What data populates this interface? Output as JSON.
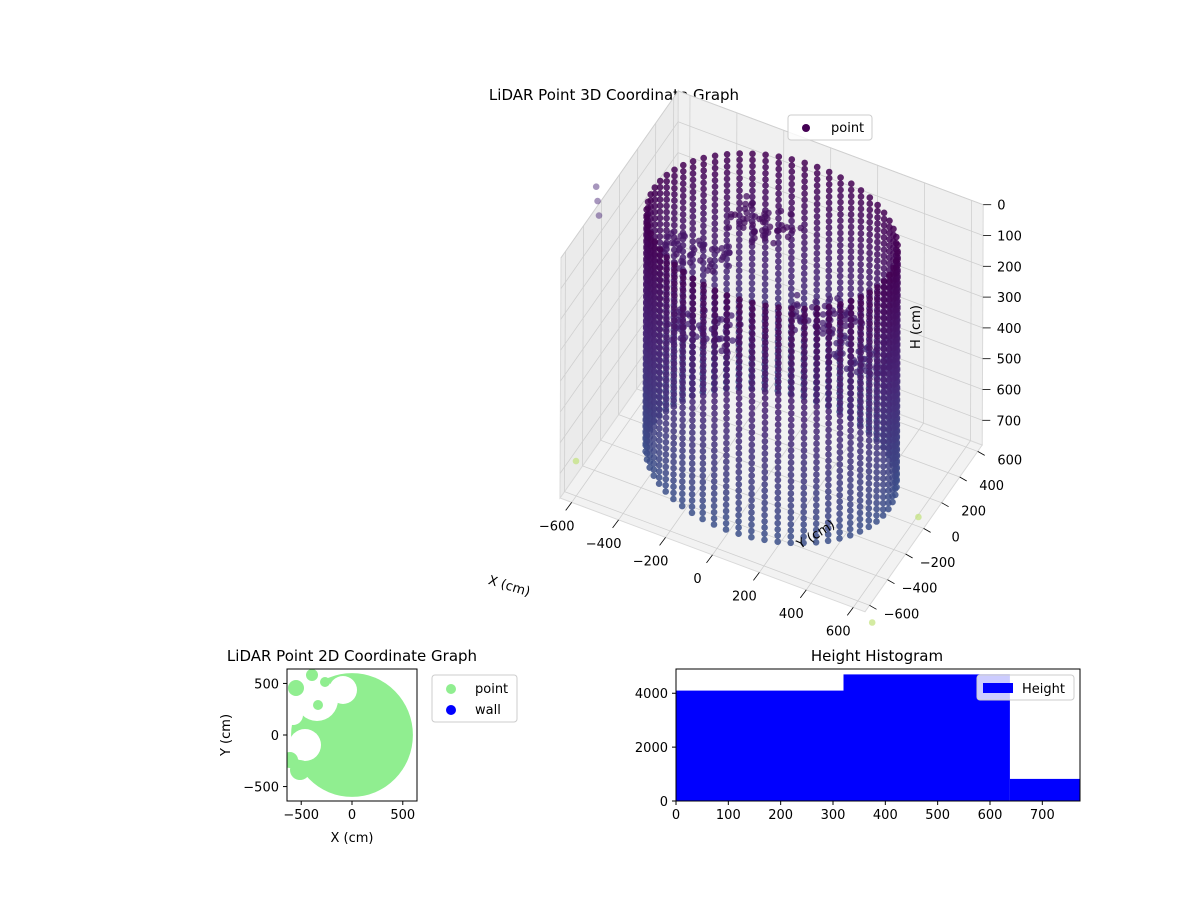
{
  "chart_data": [
    {
      "type": "scatter",
      "title": "LiDAR Point 3D Coordinate Graph",
      "xlabel": "X (cm)",
      "ylabel": "Y (cm)",
      "zlabel": "H (cm)",
      "xlim": [
        -650,
        650
      ],
      "ylim": [
        -650,
        650
      ],
      "zlim": [
        0,
        780
      ],
      "z_inverted": true,
      "x_ticks": [
        "−600",
        "−400",
        "−200",
        "0",
        "200",
        "400",
        "600"
      ],
      "y_ticks": [
        "−600",
        "−400",
        "−200",
        "0",
        "200",
        "400",
        "600"
      ],
      "z_ticks": [
        "0",
        "100",
        "200",
        "300",
        "400",
        "500",
        "600",
        "700"
      ],
      "legend": {
        "position": "top-right",
        "entries": [
          {
            "label": "point",
            "color": "#440154"
          }
        ]
      },
      "colormap": "viridis",
      "cylinder": {
        "center": [
          0,
          0
        ],
        "radius": 500,
        "h_top": 0,
        "h_bottom": 760,
        "angle_step_deg": 6,
        "h_step": 20
      },
      "interior_clusters": [
        {
          "x": -150,
          "y": 300,
          "h": 140
        },
        {
          "x": -380,
          "y": 150,
          "h": 240
        },
        {
          "x": 150,
          "y": 200,
          "h": 320
        },
        {
          "x": -250,
          "y": -100,
          "h": 350
        },
        {
          "x": 300,
          "y": 250,
          "h": 430
        }
      ],
      "outliers": [
        {
          "x": -680,
          "y": -150,
          "h": 80
        },
        {
          "x": -690,
          "y": -140,
          "h": 40
        },
        {
          "x": -700,
          "y": -130,
          "h": 0
        },
        {
          "x": 620,
          "y": 20,
          "h": 760
        },
        {
          "x": -640,
          "y": -500,
          "h": 720
        },
        {
          "x": 700,
          "y": -700,
          "h": 780
        }
      ]
    },
    {
      "type": "scatter",
      "title": "LiDAR Point 2D Coordinate Graph",
      "xlabel": "X (cm)",
      "ylabel": "Y (cm)",
      "xlim": [
        -640,
        640
      ],
      "ylim": [
        -640,
        640
      ],
      "x_ticks": [
        "−500",
        "0",
        "500"
      ],
      "y_ticks": [
        "−500",
        "0",
        "500"
      ],
      "legend": {
        "position": "outside-right",
        "entries": [
          {
            "label": "point",
            "color": "#90ee90"
          },
          {
            "label": "wall",
            "color": "#0000ff"
          }
        ]
      },
      "series": [
        {
          "name": "point",
          "color": "#90ee90",
          "shape": "disk",
          "center": [
            0,
            0
          ],
          "radius": 600
        },
        {
          "name": "wall",
          "color": "#0000ff",
          "count": 0
        }
      ]
    },
    {
      "type": "bar",
      "title": "Height Histogram",
      "xlabel": "",
      "ylabel": "",
      "xlim": [
        0,
        772
      ],
      "ylim": [
        0,
        4900
      ],
      "x_ticks": [
        "0",
        "100",
        "200",
        "300",
        "400",
        "500",
        "600",
        "700"
      ],
      "y_ticks": [
        "0",
        "2000",
        "4000"
      ],
      "legend": {
        "position": "top-right",
        "entries": [
          {
            "label": "Height",
            "color": "#0000ff"
          }
        ]
      },
      "bins": [
        {
          "x0": 0,
          "x1": 320,
          "count": 4100
        },
        {
          "x0": 320,
          "x1": 638,
          "count": 4700
        },
        {
          "x0": 638,
          "x1": 772,
          "count": 820
        }
      ]
    }
  ]
}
——————————
**STATED TASK**
Find the lines above that contain the word "LiDAR" and collect them.

**SOLUTION TO THIS EXERCISE**
      "title": "LiDAR Point 3D Coordinate Graph",
      "title": "LiDAR Point 2D Coordinate Graph",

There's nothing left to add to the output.